WORK TO DO
Identify the lines bearing the string "musée" and gather them.

Rows from a dataset
%%

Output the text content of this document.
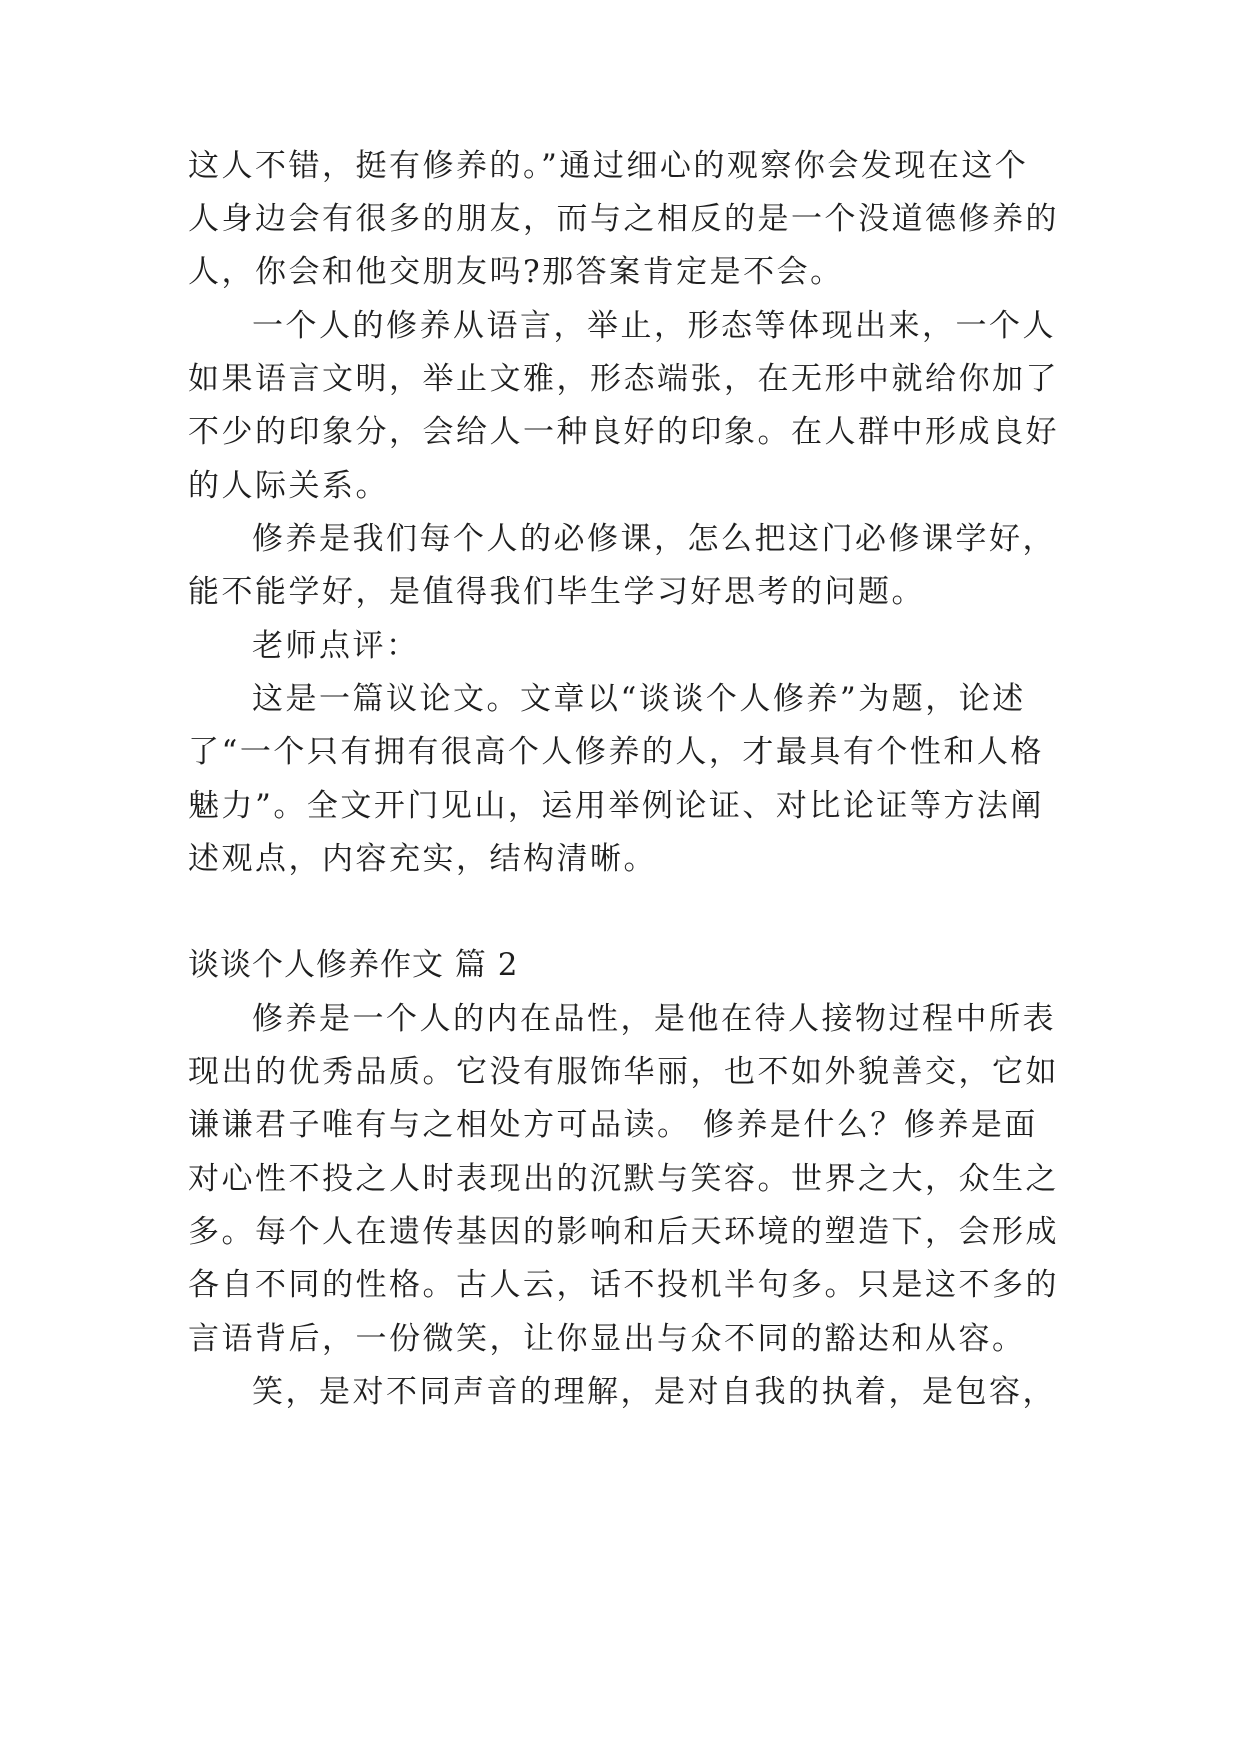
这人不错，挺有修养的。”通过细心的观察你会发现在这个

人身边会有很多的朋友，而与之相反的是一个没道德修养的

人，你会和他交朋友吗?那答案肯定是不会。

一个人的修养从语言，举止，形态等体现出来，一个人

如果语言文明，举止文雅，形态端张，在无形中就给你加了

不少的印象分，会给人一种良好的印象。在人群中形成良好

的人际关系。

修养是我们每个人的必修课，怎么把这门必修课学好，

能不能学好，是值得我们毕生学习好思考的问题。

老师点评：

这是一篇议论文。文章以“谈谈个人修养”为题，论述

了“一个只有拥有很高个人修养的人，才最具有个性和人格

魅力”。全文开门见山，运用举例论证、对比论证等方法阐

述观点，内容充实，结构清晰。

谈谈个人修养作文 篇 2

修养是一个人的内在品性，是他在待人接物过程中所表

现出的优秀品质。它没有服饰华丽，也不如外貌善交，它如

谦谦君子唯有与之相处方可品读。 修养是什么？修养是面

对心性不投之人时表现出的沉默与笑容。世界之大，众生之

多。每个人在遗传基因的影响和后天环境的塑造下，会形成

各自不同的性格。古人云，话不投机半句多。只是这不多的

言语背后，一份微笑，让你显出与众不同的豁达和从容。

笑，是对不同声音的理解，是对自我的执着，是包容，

%%
%%

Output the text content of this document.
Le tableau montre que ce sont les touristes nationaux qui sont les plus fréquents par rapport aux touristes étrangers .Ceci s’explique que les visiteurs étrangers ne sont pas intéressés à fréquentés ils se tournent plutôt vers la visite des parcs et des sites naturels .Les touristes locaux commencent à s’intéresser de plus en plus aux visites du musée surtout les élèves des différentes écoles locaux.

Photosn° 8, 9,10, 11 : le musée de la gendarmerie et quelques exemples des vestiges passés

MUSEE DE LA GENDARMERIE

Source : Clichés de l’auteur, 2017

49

%%

SOLVED EXERCISE
Le tableau montre que ce sont les touristes nationaux qui sont les plus fréquents par rapport aux touristes étrangers .Ceci s’explique que les visiteurs étrangers ne sont pas intéressés à fréquentés ils se tournent plutôt vers la visite des parcs et des sites naturels .Les touristes locaux commencent à s’intéresser de plus en plus aux visites du musée surtout les élèves des différentes écoles locaux.
Photosn° 8, 9,10, 11 : le musée de la gendarmerie et quelques exemples des vestiges passés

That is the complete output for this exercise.